Take all the material and copy it exactly.
━━━ Data for this task ━━━
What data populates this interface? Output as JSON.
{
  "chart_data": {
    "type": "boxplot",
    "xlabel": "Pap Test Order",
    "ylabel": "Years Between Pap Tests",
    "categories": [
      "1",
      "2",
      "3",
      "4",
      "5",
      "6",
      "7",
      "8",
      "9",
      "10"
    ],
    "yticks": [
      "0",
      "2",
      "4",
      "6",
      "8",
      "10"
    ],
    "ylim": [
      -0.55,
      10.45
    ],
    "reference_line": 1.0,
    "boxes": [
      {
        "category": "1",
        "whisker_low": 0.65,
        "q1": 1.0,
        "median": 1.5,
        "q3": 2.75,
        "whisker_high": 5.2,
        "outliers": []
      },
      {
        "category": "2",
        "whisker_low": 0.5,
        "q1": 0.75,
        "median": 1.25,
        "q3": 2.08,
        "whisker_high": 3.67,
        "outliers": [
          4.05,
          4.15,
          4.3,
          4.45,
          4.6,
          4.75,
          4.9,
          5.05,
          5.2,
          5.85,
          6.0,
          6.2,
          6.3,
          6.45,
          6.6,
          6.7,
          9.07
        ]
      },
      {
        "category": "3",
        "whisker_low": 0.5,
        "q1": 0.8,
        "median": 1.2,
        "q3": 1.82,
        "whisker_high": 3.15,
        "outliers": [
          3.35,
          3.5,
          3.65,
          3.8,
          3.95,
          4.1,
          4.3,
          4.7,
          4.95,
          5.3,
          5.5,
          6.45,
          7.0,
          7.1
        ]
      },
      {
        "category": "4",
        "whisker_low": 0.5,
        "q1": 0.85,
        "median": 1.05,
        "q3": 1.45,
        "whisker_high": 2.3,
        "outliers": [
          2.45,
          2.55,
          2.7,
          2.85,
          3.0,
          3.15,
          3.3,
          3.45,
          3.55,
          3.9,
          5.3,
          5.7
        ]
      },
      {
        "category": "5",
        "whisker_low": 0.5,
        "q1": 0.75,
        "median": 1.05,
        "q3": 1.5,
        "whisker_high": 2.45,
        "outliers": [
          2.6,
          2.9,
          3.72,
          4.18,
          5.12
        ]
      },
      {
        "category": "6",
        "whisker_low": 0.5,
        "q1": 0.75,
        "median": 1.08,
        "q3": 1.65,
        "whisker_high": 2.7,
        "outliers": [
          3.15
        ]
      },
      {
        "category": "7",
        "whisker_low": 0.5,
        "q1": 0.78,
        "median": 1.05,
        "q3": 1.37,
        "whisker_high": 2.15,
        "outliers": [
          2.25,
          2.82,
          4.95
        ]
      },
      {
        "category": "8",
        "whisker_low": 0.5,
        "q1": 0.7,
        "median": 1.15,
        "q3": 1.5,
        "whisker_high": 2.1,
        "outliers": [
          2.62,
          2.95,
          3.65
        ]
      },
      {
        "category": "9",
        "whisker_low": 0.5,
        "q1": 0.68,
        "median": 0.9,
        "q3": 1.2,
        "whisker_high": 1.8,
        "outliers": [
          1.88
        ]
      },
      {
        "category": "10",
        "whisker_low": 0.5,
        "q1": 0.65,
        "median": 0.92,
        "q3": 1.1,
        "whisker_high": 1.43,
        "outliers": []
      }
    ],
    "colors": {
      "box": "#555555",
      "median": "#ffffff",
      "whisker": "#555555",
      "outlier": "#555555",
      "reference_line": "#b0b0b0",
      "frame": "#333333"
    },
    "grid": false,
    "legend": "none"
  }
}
━━━
* [Problem solution]
What data populates this interface? Output as JSON.
{
  "chart_data": {
    "type": "boxplot",
    "xlabel": "Pap Test Order",
    "ylabel": "Years Between Pap Tests",
    "categories": [
      "1",
      "2",
      "3",
      "4",
      "5",
      "6",
      "7",
      "8",
      "9",
      "10"
    ],
    "yticks": [
      "0",
      "2",
      "4",
      "6",
      "8",
      "10"
    ],
    "ylim": [
      -0.55,
      10.45
    ],
    "reference_line": 1.0,
    "boxes": [
      {
        "category": "1",
        "whisker_low": 0.65,
        "q1": 1.0,
        "median": 1.5,
        "q3": 2.75,
        "whisker_high": 5.2,
        "outliers": []
      },
      {
        "category": "2",
        "whisker_low": 0.5,
        "q1": 0.75,
        "median": 1.25,
        "q3": 2.08,
        "whisker_high": 3.67,
        "outliers": [
          4.05,
          4.15,
          4.3,
          4.45,
          4.6,
          4.75,
          4.9,
          5.05,
          5.2,
          5.85,
          6.0,
          6.2,
          6.3,
          6.45,
          6.6,
          6.7,
          9.07
        ]
      },
      {
        "category": "3",
        "whisker_low": 0.5,
        "q1": 0.8,
        "median": 1.2,
        "q3": 1.82,
        "whisker_high": 3.15,
        "outliers": [
          3.35,
          3.5,
          3.65,
          3.8,
          3.95,
          4.1,
          4.3,
          4.7,
          4.95,
          5.3,
          5.5,
          6.45,
          7.0,
          7.1
        ]
      },
      {
        "category": "4",
        "whisker_low": 0.5,
        "q1": 0.85,
        "median": 1.05,
        "q3": 1.45,
        "whisker_high": 2.3,
        "outliers": [
          2.45,
          2.55,
          2.7,
          2.85,
          3.0,
          3.15,
          3.3,
          3.45,
          3.55,
          3.9,
          5.3,
          5.7
        ]
      },
      {
        "category": "5",
        "whisker_low": 0.5,
        "q1": 0.75,
        "median": 1.05,
        "q3": 1.5,
        "whisker_high": 2.45,
        "outliers": [
          2.6,
          2.9,
          3.72,
          4.18,
          5.12
        ]
      },
      {
        "category": "6",
        "whisker_low": 0.5,
        "q1": 0.75,
        "median": 1.08,
        "q3": 1.65,
        "whisker_high": 2.7,
        "outliers": [
          3.15
        ]
      },
      {
        "category": "7",
        "whisker_low": 0.5,
        "q1": 0.78,
        "median": 1.05,
        "q3": 1.37,
        "whisker_high": 2.15,
        "outliers": [
          2.25,
          2.82,
          4.95
        ]
      },
      {
        "category": "8",
        "whisker_low": 0.5,
        "q1": 0.7,
        "median": 1.15,
        "q3": 1.5,
        "whisker_high": 2.1,
        "outliers": [
          2.62,
          2.95,
          3.65
        ]
      },
      {
        "category": "9",
        "whisker_low": 0.5,
        "q1": 0.68,
        "median": 0.9,
        "q3": 1.2,
        "whisker_high": 1.8,
        "outliers": [
          1.88
        ]
      },
      {
        "category": "10",
        "whisker_low": 0.5,
        "q1": 0.65,
        "median": 0.92,
        "q3": 1.1,
        "whisker_high": 1.43,
        "outliers": []
      }
    ],
    "colors": {
      "box": "#555555",
      "median": "#ffffff",
      "whisker": "#555555",
      "outlier": "#555555",
      "reference_line": "#b0b0b0",
      "frame": "#333333"
    },
    "grid": false,
    "legend": "none"
  }
}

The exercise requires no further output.